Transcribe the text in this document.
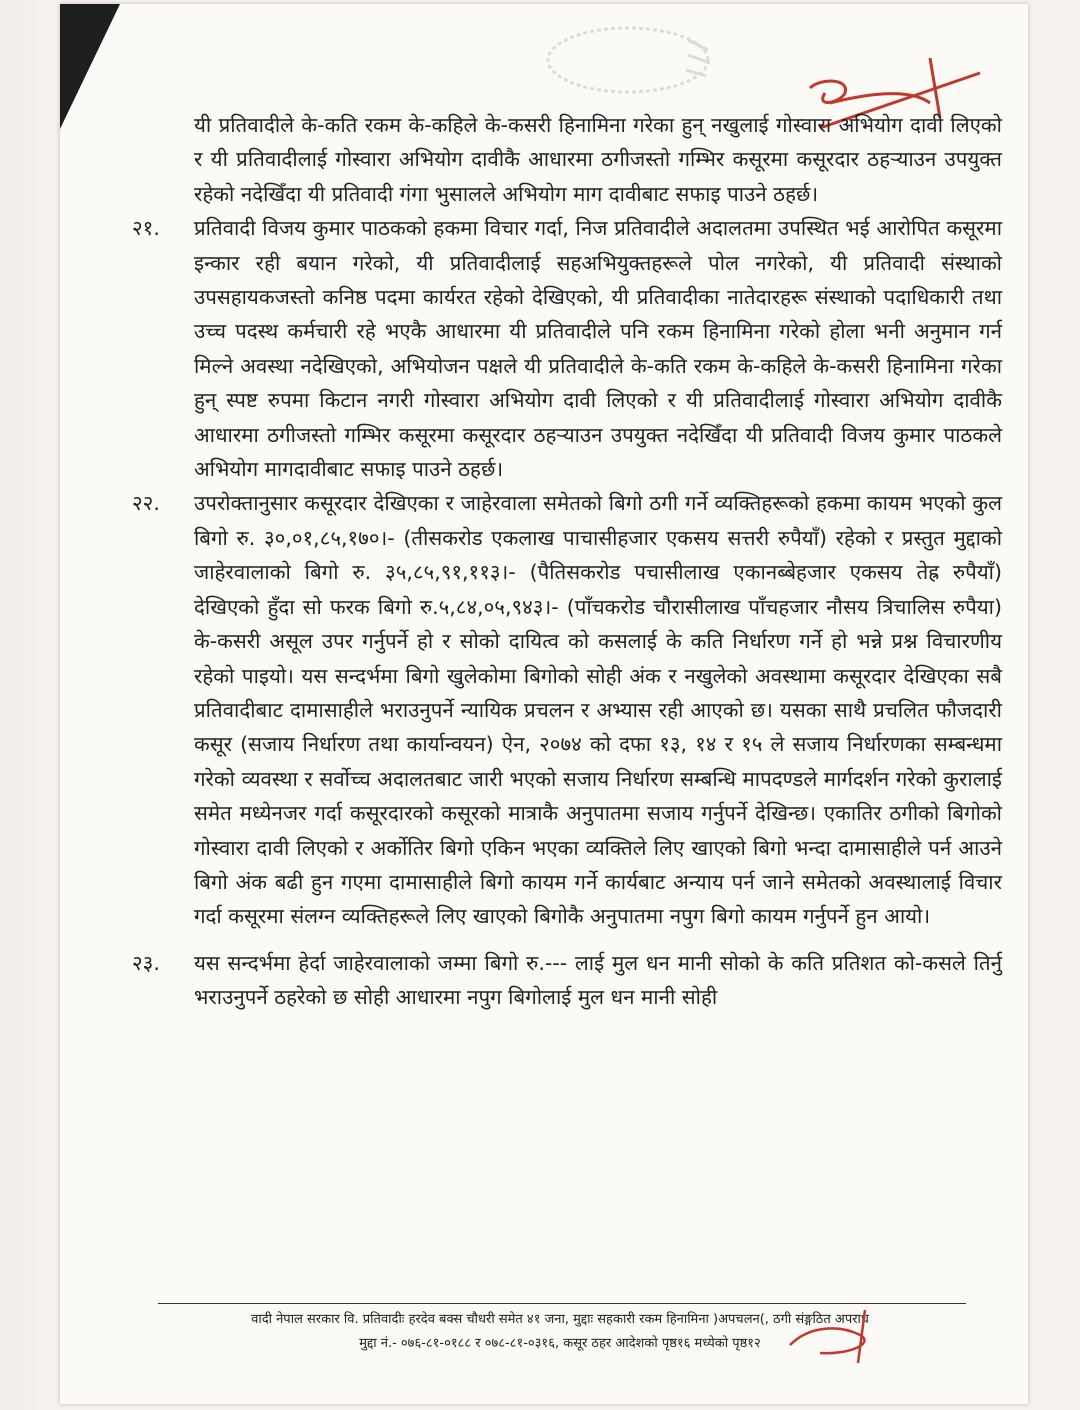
यी प्रतिवादीले के-कति रकम के-कहिले के-कसरी हिनामिना गरेका हुन् नखुलाई गोस्वारा अभियोग दावी लिएको र यी प्रतिवादीलाई गोस्वारा अभियोग दावीकै आधारमा ठगीजस्तो गम्भिर कसूरमा कसूरदार ठहऱ्याउन उपयुक्त रहेको नदेखिँदा यी प्रतिवादी गंगा भुसालले अभियोग माग दावीबाट सफाइ पाउने ठहर्छ।

२१.	प्रतिवादी विजय कुमार पाठकको हकमा विचार गर्दा, निज प्रतिवादीले अदालतमा उपस्थित भई आरोपित कसूरमा इन्कार रही बयान गरेको, यी प्रतिवादीलाई सहअभियुक्तहरूले पोल नगरेको, यी प्रतिवादी संस्थाको उपसहायकजस्तो कनिष्ठ पदमा कार्यरत रहेको देखिएको, यी प्रतिवादीका नातेदारहरू संस्थाको पदाधिकारी तथा उच्च पदस्थ कर्मचारी रहे भएकै आधारमा यी प्रतिवादीले पनि रकम हिनामिना गरेको होला भनी अनुमान गर्न मिल्ने अवस्था नदेखिएको, अभियोजन पक्षले यी प्रतिवादीले के-कति रकम के-कहिले के-कसरी हिनामिना गरेका हुन् स्पष्ट रुपमा किटान नगरी गोस्वारा अभियोग दावी लिएको र यी प्रतिवादीलाई गोस्वारा अभियोग दावीकै आधारमा ठगीजस्तो गम्भिर कसूरमा कसूरदार ठहऱ्याउन उपयुक्त नदेखिँदा यी प्रतिवादी विजय कुमार पाठकले अभियोग मागदावीबाट सफाइ पाउने ठहर्छ।
२२.	उपरोक्तानुसार कसूरदार देखिएका र जाहेरवाला समेतको बिगो ठगी गर्ने व्यक्तिहरूको हकमा कायम भएको कुल बिगो रु. ३०,०१,८५,१७०।- (तीसकरोड एकलाख पाचासीहजार एकसय सत्तरी रुपैयाँ) रहेको र प्रस्तुत मुद्दाको जाहेरवालाको बिगो रु. ३५,८५,९१,११३।- (पैतिसकरोड पचासीलाख एकानब्बेहजार एकसय तेह्र रुपैयाँ) देखिएको हुँदा सो फरक बिगो रु.५,८४,०५,९४३।- (पाँचकरोड चौरासीलाख पाँचहजार नौसय त्रिचालिस रुपैया) के-कसरी असूल उपर गर्नुपर्ने हो र सोको दायित्व को कसलाई के कति निर्धारण गर्ने हो भन्ने प्रश्न विचारणीय रहेको पाइयो। यस सन्दर्भमा बिगो खुलेकोमा बिगोको सोही अंक र नखुलेको अवस्थामा कसूरदार देखिएका सबै प्रतिवादीबाट दामासाहीले भराउनुपर्ने न्यायिक प्रचलन र अभ्यास रही आएको छ। यसका साथै प्रचलित फौजदारी कसूर (सजाय निर्धारण तथा कार्यान्वयन) ऐन, २०७४ को दफा १३, १४ र १५ ले सजाय निर्धारणका सम्बन्धमा गरेको व्यवस्था र सर्वोच्च अदालतबाट जारी भएको सजाय निर्धारण सम्बन्धि मापदण्डले मार्गदर्शन गरेको कुरालाई समेत मध्येनजर गर्दा कसूरदारको कसूरको मात्राकै अनुपातमा सजाय गर्नुपर्ने देखिन्छ। एकातिर ठगीको बिगोको गोस्वारा दावी लिएको र अर्कोतिर बिगो एकिन भएका व्यक्तिले लिए खाएको बिगो भन्दा दामासाहीले पर्न आउने बिगो अंक बढी हुन गएमा दामासाहीले बिगो कायम गर्ने कार्यबाट अन्याय पर्न जाने समेतको अवस्थालाई विचार गर्दा कसूरमा संलग्न व्यक्तिहरूले लिए खाएको बिगोकै अनुपातमा नपुग बिगो कायम गर्नुपर्ने हुन आयो।
२३.	यस सन्दर्भमा हेर्दा जाहेरवालाको जम्मा बिगो रु.--- लाई मुल धन मानी सोको के कति प्रतिशत को-कसले तिर्नु भराउनुपर्ने ठहरेको छ सोही आधारमा नपुग बिगोलाई मुल धन मानी सोही
वादी नेपाल सरकार वि. प्रतिवादीः हरदेव बक्स चौधरी समेत ४१ जना, मुद्दाः सहकारी रकम हिनामिना )अपचलन(, ठगी संङ्गठित अपराध
मुद्दा नं.- ०७६-८१-०१८८ र ०७८-८१-०३१६, कसूर ठहर आदेशको पृष्ठ१६ मध्येको पृष्ठ१२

:: Problem to work on ::
Do not include images; quote all of the entries above exactly.

:: Task answer ::
Transcribe the text in this document.
यी प्रतिवादीले के-कति रकम के-कहिले के-कसरी हिनामिना गरेका हुन् नखुलाई गोस्वारा अभियोग दावी लिएको र यी प्रतिवादीलाई गोस्वारा अभियोग दावीकै आधारमा ठगीजस्तो गम्भिर कसूरमा कसूरदार ठहऱ्याउन उपयुक्त रहेको नदेखिँदा यी प्रतिवादी गंगा भुसालले अभियोग माग दावीबाट सफाइ पाउने ठहर्छ।

२१.	प्रतिवादी विजय कुमार पाठकको हकमा विचार गर्दा, निज प्रतिवादीले अदालतमा उपस्थित भई आरोपित कसूरमा इन्कार रही बयान गरेको, यी प्रतिवादीलाई सहअभियुक्तहरूले पोल नगरेको, यी प्रतिवादी संस्थाको उपसहायकजस्तो कनिष्ठ पदमा कार्यरत रहेको देखिएको, यी प्रतिवादीका नातेदारहरू संस्थाको पदाधिकारी तथा उच्च पदस्थ कर्मचारी रहे भएकै आधारमा यी प्रतिवादीले पनि रकम हिनामिना गरेको होला भनी अनुमान गर्न मिल्ने अवस्था नदेखिएको, अभियोजन पक्षले यी प्रतिवादीले के-कति रकम के-कहिले के-कसरी हिनामिना गरेका हुन् स्पष्ट रुपमा किटान नगरी गोस्वारा अभियोग दावी लिएको र यी प्रतिवादीलाई गोस्वारा अभियोग दावीकै आधारमा ठगीजस्तो गम्भिर कसूरमा कसूरदार ठहऱ्याउन उपयुक्त नदेखिँदा यी प्रतिवादी विजय कुमार पाठकले अभियोग मागदावीबाट सफाइ पाउने ठहर्छ।
२२.	उपरोक्तानुसार कसूरदार देखिएका र जाहेरवाला समेतको बिगो ठगी गर्ने व्यक्तिहरूको हकमा कायम भएको कुल बिगो रु. ३०,०१,८५,१७०।- (तीसकरोड एकलाख पाचासीहजार एकसय सत्तरी रुपैयाँ) रहेको र प्रस्तुत मुद्दाको जाहेरवालाको बिगो रु. ३५,८५,९१,११३।- (पैतिसकरोड पचासीलाख एकानब्बेहजार एकसय तेह्र रुपैयाँ) देखिएको हुँदा सो फरक बिगो रु.५,८४,०५,९४३।- (पाँचकरोड चौरासीलाख पाँचहजार नौसय त्रिचालिस रुपैया) के-कसरी असूल उपर गर्नुपर्ने हो र सोको दायित्व को कसलाई के कति निर्धारण गर्ने हो भन्ने प्रश्न विचारणीय रहेको पाइयो। यस सन्दर्भमा बिगो खुलेकोमा बिगोको सोही अंक र नखुलेको अवस्थामा कसूरदार देखिएका सबै प्रतिवादीबाट दामासाहीले भराउनुपर्ने न्यायिक प्रचलन र अभ्यास रही आएको छ। यसका साथै प्रचलित फौजदारी कसूर (सजाय निर्धारण तथा कार्यान्वयन) ऐन, २०७४ को दफा १३, १४ र १५ ले सजाय निर्धारणका सम्बन्धमा गरेको व्यवस्था र सर्वोच्च अदालतबाट जारी भएको सजाय निर्धारण सम्बन्धि मापदण्डले मार्गदर्शन गरेको कुरालाई समेत मध्येनजर गर्दा कसूरदारको कसूरको मात्राकै अनुपातमा सजाय गर्नुपर्ने देखिन्छ। एकातिर ठगीको बिगोको गोस्वारा दावी लिएको र अर्कोतिर बिगो एकिन भएका व्यक्तिले लिए खाएको बिगो भन्दा दामासाहीले पर्न आउने बिगो अंक बढी हुन गएमा दामासाहीले बिगो कायम गर्ने कार्यबाट अन्याय पर्न जाने समेतको अवस्थालाई विचार गर्दा कसूरमा संलग्न व्यक्तिहरूले लिए खाएको बिगोकै अनुपातमा नपुग बिगो कायम गर्नुपर्ने हुन आयो।
२३.	यस सन्दर्भमा हेर्दा जाहेरवालाको जम्मा बिगो रु.--- लाई मुल धन मानी सोको के कति प्रतिशत को-कसले तिर्नु भराउनुपर्ने ठहरेको छ सोही आधारमा नपुग बिगोलाई मुल धन मानी सोही
वादी नेपाल सरकार वि. प्रतिवादीः हरदेव बक्स चौधरी समेत ४१ जना, मुद्दाः सहकारी रकम हिनामिना )अपचलन(, ठगी संङ्गठित अपराध
मुद्दा नं.- ०७६-८१-०१८८ र ०७८-८१-०३१६, कसूर ठहर आदेशको पृष्ठ१६ मध्येको पृष्ठ१२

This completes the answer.